-- Begin Information supplied --

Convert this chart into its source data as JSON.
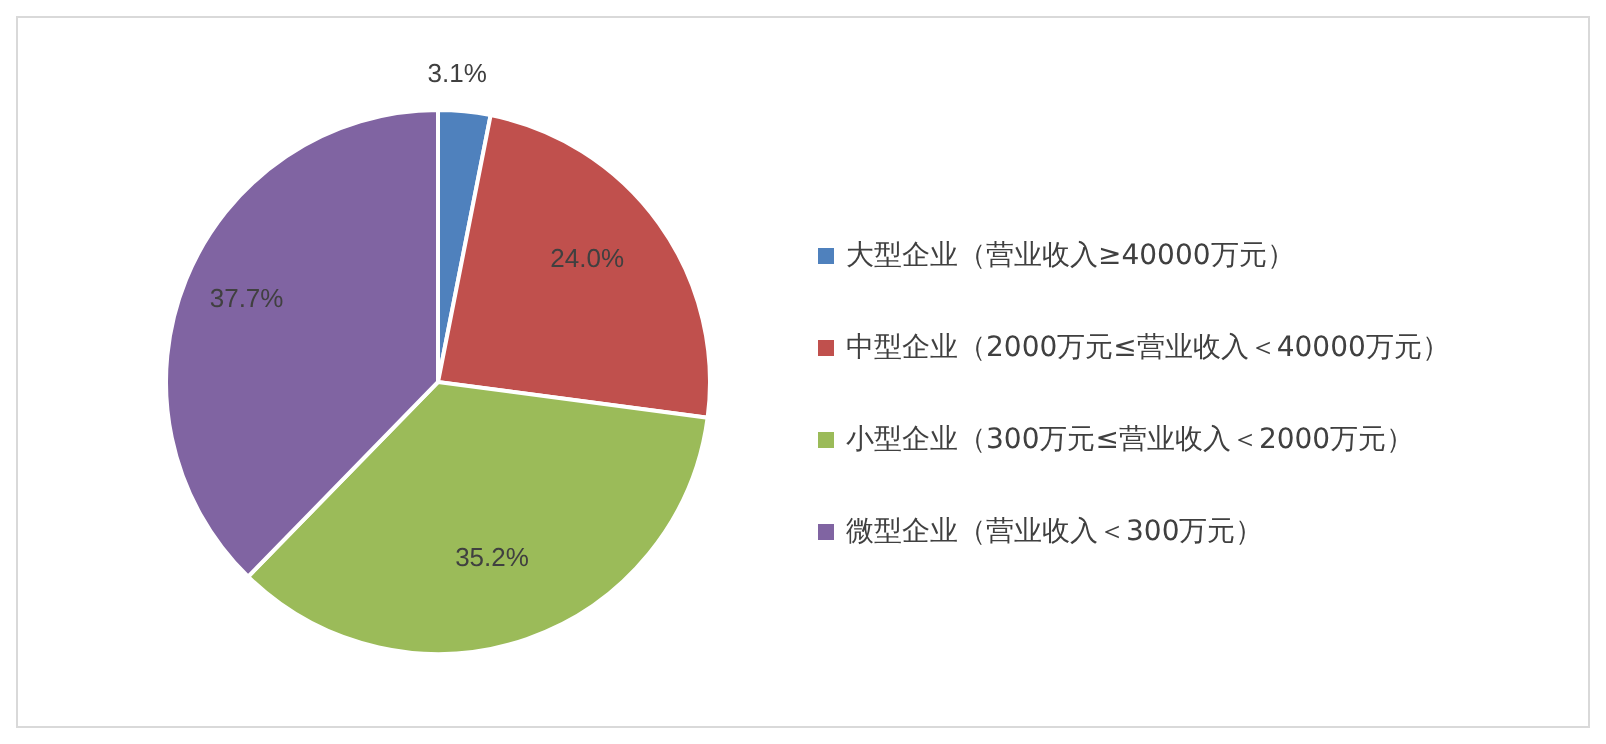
{
  "chart_data": {
    "type": "pie",
    "categories": [
      "大型企业（营业收入≥40000万元）",
      "中型企业（2000万元≤营业收入＜40000万元）",
      "小型企业（300万元≤营业收入＜2000万元）",
      "微型企业（营业收入＜300万元）"
    ],
    "values": [
      3.1,
      24.0,
      35.2,
      37.7
    ],
    "colors": [
      "#4f81bd",
      "#c0504d",
      "#9bbb59",
      "#8064a2"
    ],
    "value_labels": [
      "3.1%",
      "24.0%",
      "35.2%",
      "37.7%"
    ],
    "legend": "right"
  }
}
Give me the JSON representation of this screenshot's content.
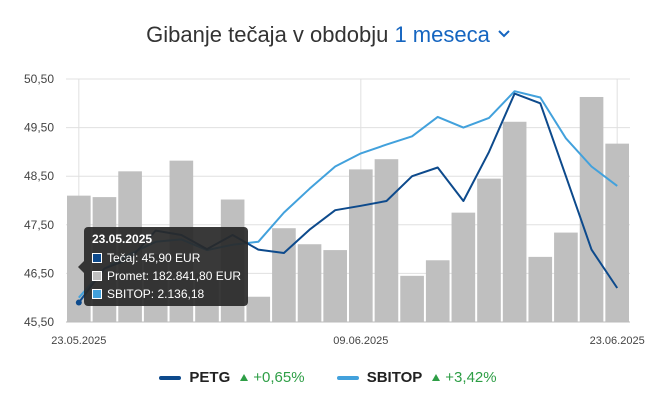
{
  "header": {
    "title": "Gibanje tečaja v obdobju",
    "period": "1 meseca",
    "period_icon": "chevron-down-icon"
  },
  "colors": {
    "petg": "#0d4a8c",
    "sbitop": "#42a1dc",
    "bars": "#bfbfbf",
    "grid": "#e0e0e0",
    "positive": "#2e9e46",
    "link": "#1565c0"
  },
  "legend": [
    {
      "name": "PETG",
      "change": "+0,65%"
    },
    {
      "name": "SBITOP",
      "change": "+3,42%"
    }
  ],
  "tooltip": {
    "date": "23.05.2025",
    "rows": [
      "Tečaj: 45,90 EUR",
      "Promet: 182.841,80 EUR",
      "SBITOP: 2.136,18"
    ]
  },
  "chart_data": {
    "type": "line",
    "y_ticks": [
      "50,50",
      "49,50",
      "48,50",
      "47,50",
      "46,50",
      "45,50"
    ],
    "x_tick_labels": [
      {
        "index": 0,
        "label": "23.05.2025"
      },
      {
        "index": 11,
        "label": "09.06.2025"
      },
      {
        "index": 21,
        "label": "23.06.2025"
      }
    ],
    "ylim": [
      45.5,
      50.5
    ],
    "grid": true,
    "legend_position": "bottom",
    "volume_bar_levels": [
      48.1,
      48.07,
      48.6,
      46.9,
      48.82,
      46.5,
      48.02,
      46.02,
      47.43,
      47.1,
      46.98,
      48.64,
      48.85,
      46.45,
      46.77,
      47.75,
      48.45,
      49.62,
      46.84,
      47.34,
      50.13,
      49.17
    ],
    "series": [
      {
        "name": "PETG",
        "values": [
          45.9,
          46.6,
          46.8,
          47.38,
          47.29,
          47.0,
          47.29,
          46.99,
          46.92,
          47.4,
          47.8,
          47.89,
          47.99,
          48.5,
          48.68,
          47.99,
          49.0,
          50.2,
          50.0,
          48.5,
          46.99,
          46.2
        ]
      },
      {
        "name": "SBITOP",
        "values": [
          46.0,
          46.6,
          46.9,
          47.15,
          47.2,
          46.98,
          47.09,
          47.15,
          47.75,
          48.24,
          48.7,
          48.97,
          49.15,
          49.32,
          49.72,
          49.5,
          49.7,
          50.25,
          50.12,
          49.28,
          48.7,
          48.3
        ]
      }
    ]
  }
}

-- End Information supplied --

Aim
Set down the material exactly, every line of it, except for the pictures.

Answer in full
Convert this chart into its source data as JSON.
{
  "chart_data": {
    "type": "pie",
    "categories": [
      "大型企业（营业收入≥40000万元）",
      "中型企业（2000万元≤营业收入＜40000万元）",
      "小型企业（300万元≤营业收入＜2000万元）",
      "微型企业（营业收入＜300万元）"
    ],
    "values": [
      3.1,
      24.0,
      35.2,
      37.7
    ],
    "colors": [
      "#4f81bd",
      "#c0504d",
      "#9bbb59",
      "#8064a2"
    ],
    "value_labels": [
      "3.1%",
      "24.0%",
      "35.2%",
      "37.7%"
    ],
    "legend": "right"
  }
}
Give me the JSON representation of this screenshot's content.
{
  "header": {
    "title": "Gibanje tečaja v obdobju",
    "period": "1 meseca",
    "period_icon": "chevron-down-icon"
  },
  "colors": {
    "petg": "#0d4a8c",
    "sbitop": "#42a1dc",
    "bars": "#bfbfbf",
    "grid": "#e0e0e0",
    "positive": "#2e9e46",
    "link": "#1565c0"
  },
  "legend": [
    {
      "name": "PETG",
      "change": "+0,65%"
    },
    {
      "name": "SBITOP",
      "change": "+3,42%"
    }
  ],
  "tooltip": {
    "date": "23.05.2025",
    "rows": [
      "Tečaj: 45,90 EUR",
      "Promet: 182.841,80 EUR",
      "SBITOP: 2.136,18"
    ]
  },
  "chart_data": {
    "type": "line",
    "y_ticks": [
      "50,50",
      "49,50",
      "48,50",
      "47,50",
      "46,50",
      "45,50"
    ],
    "x_tick_labels": [
      {
        "index": 0,
        "label": "23.05.2025"
      },
      {
        "index": 11,
        "label": "09.06.2025"
      },
      {
        "index": 21,
        "label": "23.06.2025"
      }
    ],
    "ylim": [
      45.5,
      50.5
    ],
    "grid": true,
    "legend_position": "bottom",
    "volume_bar_levels": [
      48.1,
      48.07,
      48.6,
      46.9,
      48.82,
      46.5,
      48.02,
      46.02,
      47.43,
      47.1,
      46.98,
      48.64,
      48.85,
      46.45,
      46.77,
      47.75,
      48.45,
      49.62,
      46.84,
      47.34,
      50.13,
      49.17
    ],
    "series": [
      {
        "name": "PETG",
        "values": [
          45.9,
          46.6,
          46.8,
          47.38,
          47.29,
          47.0,
          47.29,
          46.99,
          46.92,
          47.4,
          47.8,
          47.89,
          47.99,
          48.5,
          48.68,
          47.99,
          49.0,
          50.2,
          50.0,
          48.5,
          46.99,
          46.2
        ]
      },
      {
        "name": "SBITOP",
        "values": [
          46.0,
          46.6,
          46.9,
          47.15,
          47.2,
          46.98,
          47.09,
          47.15,
          47.75,
          48.24,
          48.7,
          48.97,
          49.15,
          49.32,
          49.72,
          49.5,
          49.7,
          50.25,
          50.12,
          49.28,
          48.7,
          48.3
        ]
      }
    ]
  }
}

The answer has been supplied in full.